**What to do:**
Return, word for word, everything in the data from the line containing "x-tick-label: 26-Nov xyxy=(392,611,423,652)" down to the line containing "series-line-sweden xyxy=(36,173,751,606)", with both of those lines included.

**Dataset content:**

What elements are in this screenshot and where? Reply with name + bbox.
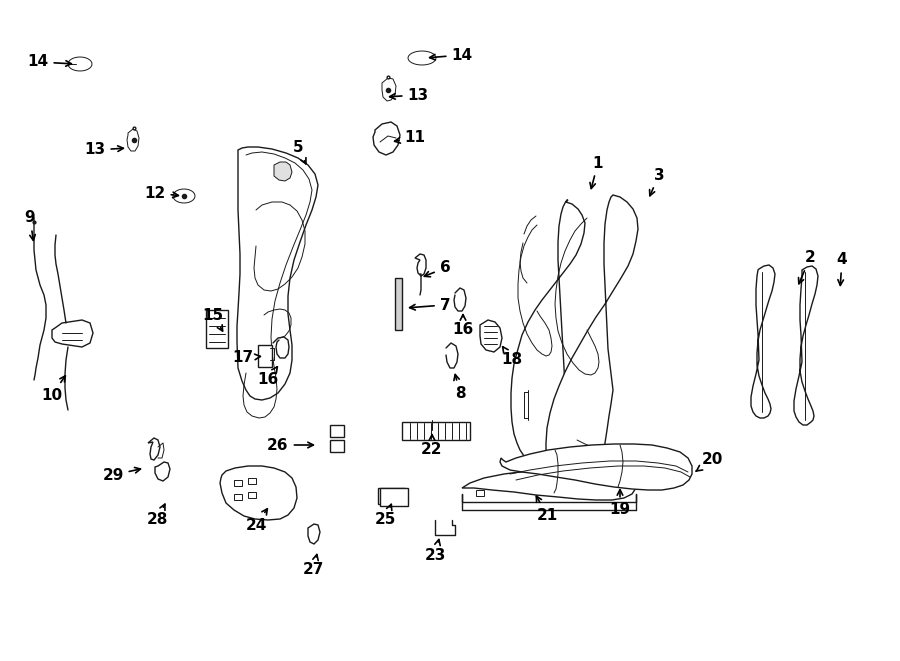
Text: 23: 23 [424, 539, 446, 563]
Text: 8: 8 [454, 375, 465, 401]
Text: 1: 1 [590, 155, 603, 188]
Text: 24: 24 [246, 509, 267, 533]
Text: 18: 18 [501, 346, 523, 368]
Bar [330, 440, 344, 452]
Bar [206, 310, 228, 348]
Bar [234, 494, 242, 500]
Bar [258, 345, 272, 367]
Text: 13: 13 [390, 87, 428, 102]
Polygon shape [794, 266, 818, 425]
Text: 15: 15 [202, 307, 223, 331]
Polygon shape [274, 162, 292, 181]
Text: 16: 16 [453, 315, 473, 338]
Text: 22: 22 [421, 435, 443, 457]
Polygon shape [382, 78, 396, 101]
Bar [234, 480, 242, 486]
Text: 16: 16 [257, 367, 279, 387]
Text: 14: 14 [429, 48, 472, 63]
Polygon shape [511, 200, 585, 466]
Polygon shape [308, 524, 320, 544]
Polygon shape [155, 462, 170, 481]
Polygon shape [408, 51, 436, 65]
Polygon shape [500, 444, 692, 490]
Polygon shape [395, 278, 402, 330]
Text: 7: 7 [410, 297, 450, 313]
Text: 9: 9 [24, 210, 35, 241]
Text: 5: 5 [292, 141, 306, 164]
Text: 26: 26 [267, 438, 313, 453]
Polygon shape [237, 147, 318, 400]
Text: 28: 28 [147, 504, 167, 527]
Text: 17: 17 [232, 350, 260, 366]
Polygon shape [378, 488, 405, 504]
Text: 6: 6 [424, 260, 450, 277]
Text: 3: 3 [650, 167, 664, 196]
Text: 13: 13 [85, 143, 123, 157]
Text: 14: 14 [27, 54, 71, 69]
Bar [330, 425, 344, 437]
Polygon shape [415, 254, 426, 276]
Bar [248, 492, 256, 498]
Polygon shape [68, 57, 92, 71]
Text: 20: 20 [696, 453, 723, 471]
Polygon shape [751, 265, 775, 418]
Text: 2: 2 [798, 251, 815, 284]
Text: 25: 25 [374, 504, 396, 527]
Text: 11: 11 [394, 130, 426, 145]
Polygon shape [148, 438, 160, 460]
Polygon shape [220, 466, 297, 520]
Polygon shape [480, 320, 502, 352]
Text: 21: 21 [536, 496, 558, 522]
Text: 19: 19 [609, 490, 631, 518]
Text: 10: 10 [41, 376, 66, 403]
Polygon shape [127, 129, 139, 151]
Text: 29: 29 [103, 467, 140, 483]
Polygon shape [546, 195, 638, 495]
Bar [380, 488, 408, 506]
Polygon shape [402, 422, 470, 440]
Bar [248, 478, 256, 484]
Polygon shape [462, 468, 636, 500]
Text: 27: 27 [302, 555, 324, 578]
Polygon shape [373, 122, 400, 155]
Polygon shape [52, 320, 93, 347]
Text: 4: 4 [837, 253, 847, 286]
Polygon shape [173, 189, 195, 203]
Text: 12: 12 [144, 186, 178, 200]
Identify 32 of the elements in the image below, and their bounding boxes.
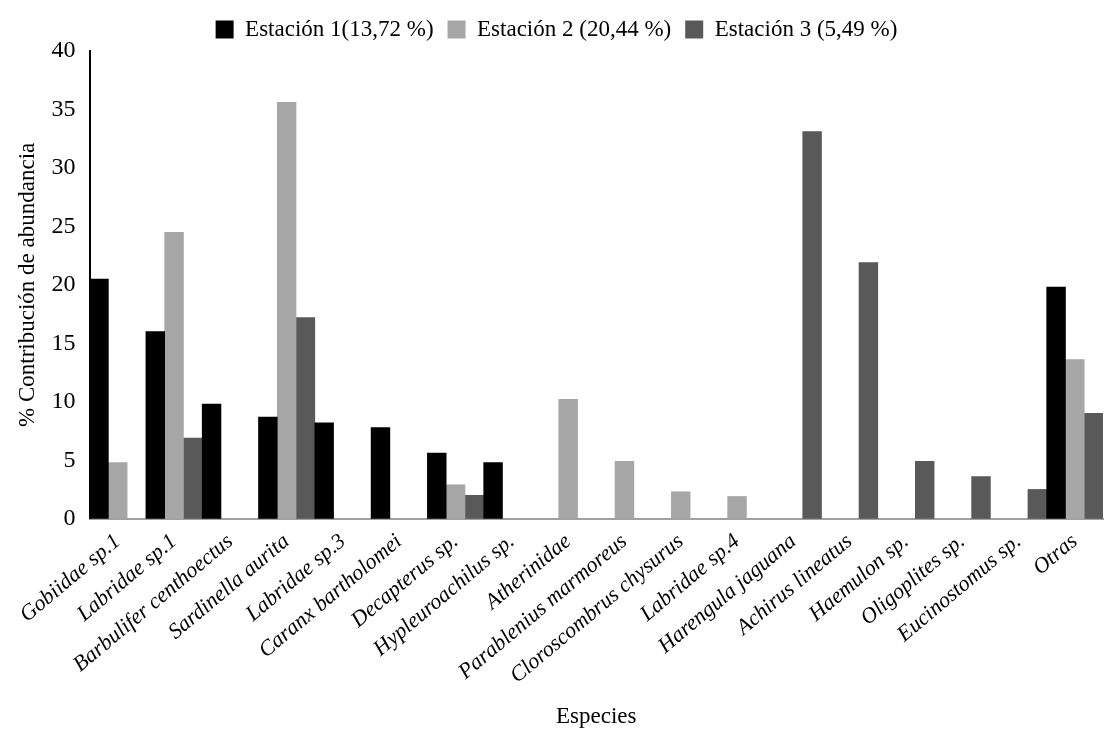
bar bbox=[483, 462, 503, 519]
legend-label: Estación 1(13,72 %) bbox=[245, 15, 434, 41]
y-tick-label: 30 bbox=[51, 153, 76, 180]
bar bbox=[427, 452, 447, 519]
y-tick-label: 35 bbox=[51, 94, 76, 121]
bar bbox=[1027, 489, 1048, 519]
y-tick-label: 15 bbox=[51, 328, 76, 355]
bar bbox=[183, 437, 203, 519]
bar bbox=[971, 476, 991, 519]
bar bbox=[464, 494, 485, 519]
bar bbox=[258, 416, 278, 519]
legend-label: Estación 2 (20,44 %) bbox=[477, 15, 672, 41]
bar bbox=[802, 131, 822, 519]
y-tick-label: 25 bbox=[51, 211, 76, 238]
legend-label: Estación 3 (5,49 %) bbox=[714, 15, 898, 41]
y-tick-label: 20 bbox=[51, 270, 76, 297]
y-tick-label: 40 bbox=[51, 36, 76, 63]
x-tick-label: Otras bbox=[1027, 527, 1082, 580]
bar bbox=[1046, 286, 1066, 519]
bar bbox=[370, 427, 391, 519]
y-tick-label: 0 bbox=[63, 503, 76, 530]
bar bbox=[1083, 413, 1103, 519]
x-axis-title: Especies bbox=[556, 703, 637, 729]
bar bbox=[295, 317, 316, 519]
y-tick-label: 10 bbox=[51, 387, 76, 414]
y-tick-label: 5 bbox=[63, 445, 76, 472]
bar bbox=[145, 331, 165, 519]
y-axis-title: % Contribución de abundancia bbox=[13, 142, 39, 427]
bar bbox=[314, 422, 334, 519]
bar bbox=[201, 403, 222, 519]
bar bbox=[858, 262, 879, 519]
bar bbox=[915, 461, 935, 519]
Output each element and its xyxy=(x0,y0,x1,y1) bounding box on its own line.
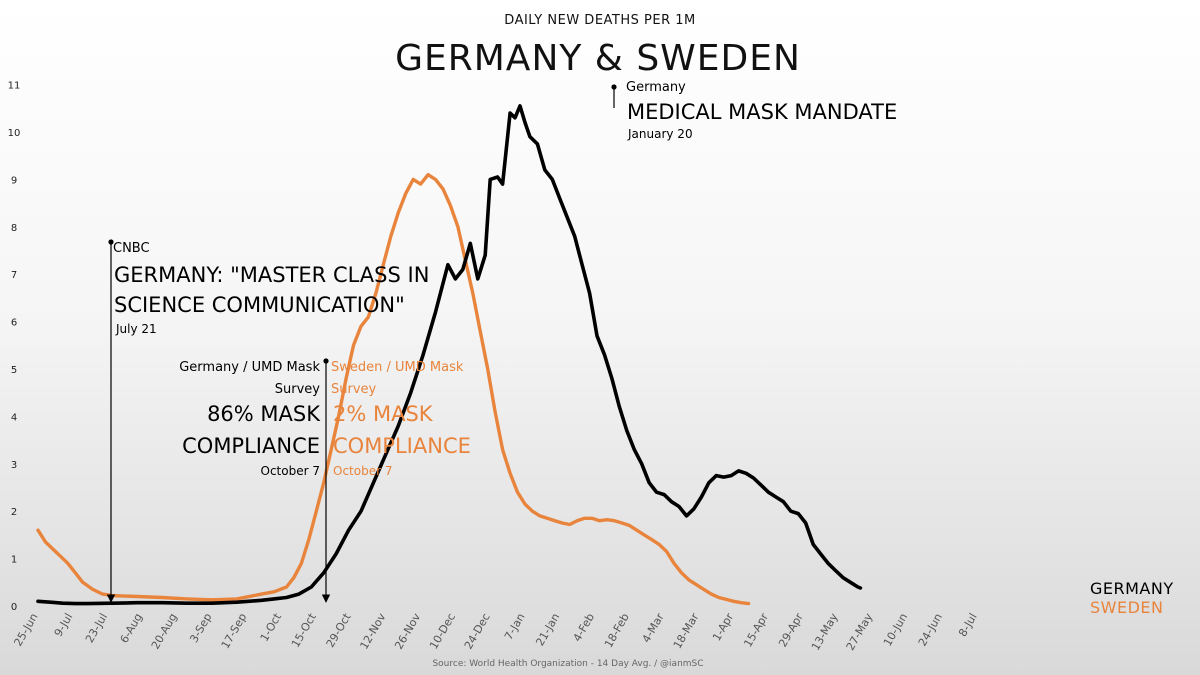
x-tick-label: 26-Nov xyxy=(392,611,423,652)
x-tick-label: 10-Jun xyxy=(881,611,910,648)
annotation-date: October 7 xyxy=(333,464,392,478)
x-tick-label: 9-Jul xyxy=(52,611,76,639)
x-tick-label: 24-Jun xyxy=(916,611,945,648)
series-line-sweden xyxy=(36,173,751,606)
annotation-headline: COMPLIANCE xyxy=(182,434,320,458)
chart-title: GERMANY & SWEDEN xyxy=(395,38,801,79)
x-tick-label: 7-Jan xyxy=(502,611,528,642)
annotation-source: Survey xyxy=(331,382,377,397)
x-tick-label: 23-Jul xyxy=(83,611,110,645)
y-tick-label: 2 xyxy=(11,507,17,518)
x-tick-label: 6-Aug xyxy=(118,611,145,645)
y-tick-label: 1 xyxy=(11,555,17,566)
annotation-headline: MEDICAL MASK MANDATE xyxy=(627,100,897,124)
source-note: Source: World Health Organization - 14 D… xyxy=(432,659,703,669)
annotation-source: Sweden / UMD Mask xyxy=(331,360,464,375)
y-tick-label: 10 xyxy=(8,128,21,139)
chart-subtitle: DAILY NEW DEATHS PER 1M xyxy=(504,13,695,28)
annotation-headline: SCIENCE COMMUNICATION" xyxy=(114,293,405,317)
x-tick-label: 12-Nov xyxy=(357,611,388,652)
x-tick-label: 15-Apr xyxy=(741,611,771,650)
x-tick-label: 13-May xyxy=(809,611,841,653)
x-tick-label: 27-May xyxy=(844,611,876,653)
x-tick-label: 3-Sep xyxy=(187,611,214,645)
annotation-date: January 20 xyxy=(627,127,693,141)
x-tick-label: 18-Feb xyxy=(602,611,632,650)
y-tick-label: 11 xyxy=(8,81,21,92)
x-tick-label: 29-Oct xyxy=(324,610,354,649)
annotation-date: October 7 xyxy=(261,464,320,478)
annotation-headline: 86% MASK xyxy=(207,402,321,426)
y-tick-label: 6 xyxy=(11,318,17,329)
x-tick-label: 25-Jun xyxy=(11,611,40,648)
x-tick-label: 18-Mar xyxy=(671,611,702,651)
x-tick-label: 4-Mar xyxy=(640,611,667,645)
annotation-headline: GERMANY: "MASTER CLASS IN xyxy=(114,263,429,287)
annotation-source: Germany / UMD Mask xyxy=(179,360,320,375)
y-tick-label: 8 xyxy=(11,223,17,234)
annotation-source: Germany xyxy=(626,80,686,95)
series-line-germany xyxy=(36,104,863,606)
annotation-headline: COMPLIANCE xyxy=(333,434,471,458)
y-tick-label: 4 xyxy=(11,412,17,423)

**Written solution:**
x-tick-label: 26-Nov xyxy=(392,611,423,652)
x-tick-label: 10-Jun xyxy=(881,611,910,648)
annotation-date: October 7 xyxy=(333,464,392,478)
x-tick-label: 9-Jul xyxy=(52,611,76,639)
x-tick-label: 24-Jun xyxy=(916,611,945,648)
series-line-sweden xyxy=(36,173,751,606)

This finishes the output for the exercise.